* START Task inputs *

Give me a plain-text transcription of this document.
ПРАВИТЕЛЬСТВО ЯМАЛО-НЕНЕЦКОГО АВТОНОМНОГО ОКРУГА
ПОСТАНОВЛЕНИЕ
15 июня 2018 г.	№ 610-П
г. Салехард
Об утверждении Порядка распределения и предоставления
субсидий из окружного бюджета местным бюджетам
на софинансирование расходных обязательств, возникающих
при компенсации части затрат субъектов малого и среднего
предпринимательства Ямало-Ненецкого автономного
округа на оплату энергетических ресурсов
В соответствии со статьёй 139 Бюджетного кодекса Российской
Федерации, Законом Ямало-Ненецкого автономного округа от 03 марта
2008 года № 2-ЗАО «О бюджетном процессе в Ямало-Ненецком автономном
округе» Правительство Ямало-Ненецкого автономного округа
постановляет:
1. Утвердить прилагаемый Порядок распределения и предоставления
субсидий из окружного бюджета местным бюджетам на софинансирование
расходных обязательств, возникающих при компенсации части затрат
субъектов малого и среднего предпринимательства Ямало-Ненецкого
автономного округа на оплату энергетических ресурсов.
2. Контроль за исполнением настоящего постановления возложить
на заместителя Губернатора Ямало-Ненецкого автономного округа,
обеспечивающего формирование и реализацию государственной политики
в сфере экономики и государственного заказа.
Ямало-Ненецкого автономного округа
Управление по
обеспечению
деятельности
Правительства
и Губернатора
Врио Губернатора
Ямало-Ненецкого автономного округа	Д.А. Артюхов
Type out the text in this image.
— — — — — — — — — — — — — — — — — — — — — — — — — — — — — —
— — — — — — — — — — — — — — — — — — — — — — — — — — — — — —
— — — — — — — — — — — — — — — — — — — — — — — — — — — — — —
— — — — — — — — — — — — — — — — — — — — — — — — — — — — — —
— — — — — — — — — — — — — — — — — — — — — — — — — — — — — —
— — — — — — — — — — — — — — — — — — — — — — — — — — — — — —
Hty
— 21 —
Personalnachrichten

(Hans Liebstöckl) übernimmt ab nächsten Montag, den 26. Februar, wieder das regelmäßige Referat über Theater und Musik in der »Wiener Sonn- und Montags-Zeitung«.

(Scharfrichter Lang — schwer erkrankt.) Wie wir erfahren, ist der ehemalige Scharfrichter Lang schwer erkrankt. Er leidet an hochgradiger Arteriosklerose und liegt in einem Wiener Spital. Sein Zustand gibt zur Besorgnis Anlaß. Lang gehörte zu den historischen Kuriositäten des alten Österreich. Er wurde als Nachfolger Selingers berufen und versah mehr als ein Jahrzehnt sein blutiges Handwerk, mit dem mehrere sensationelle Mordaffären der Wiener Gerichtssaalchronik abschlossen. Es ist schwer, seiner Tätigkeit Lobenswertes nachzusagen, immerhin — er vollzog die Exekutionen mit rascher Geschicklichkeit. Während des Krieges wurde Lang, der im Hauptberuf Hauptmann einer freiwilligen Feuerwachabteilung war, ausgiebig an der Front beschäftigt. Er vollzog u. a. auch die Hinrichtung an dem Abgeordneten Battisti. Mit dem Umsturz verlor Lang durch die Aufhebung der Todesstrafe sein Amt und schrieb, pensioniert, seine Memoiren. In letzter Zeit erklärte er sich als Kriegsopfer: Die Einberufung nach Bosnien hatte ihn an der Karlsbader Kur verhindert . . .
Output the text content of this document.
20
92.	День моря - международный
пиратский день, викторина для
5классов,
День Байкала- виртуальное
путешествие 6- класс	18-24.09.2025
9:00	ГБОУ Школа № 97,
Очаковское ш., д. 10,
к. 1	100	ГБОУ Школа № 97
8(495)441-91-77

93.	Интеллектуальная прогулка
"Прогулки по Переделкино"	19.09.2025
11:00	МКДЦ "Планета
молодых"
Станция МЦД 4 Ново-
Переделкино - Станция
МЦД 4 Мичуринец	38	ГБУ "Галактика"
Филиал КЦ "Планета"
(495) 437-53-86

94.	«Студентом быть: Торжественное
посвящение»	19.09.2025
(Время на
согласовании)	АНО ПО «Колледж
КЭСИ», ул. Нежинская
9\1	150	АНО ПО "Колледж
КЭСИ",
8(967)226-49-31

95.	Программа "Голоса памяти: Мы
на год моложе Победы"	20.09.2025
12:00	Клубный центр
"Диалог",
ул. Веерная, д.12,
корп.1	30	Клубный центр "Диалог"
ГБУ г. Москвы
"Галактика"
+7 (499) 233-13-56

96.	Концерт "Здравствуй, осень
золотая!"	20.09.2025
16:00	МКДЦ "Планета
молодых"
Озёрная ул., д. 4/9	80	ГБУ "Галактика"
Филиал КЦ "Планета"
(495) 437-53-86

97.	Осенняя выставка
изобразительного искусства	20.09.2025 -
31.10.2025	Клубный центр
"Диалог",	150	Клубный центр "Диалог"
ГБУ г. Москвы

* END Task inputs *

Task goal. Write out every line of the preceding listing that contains "части".

Expected answer.
при компенсации части затрат субъектов малого и среднего
расходных обязательств, возникающих при компенсации части затрат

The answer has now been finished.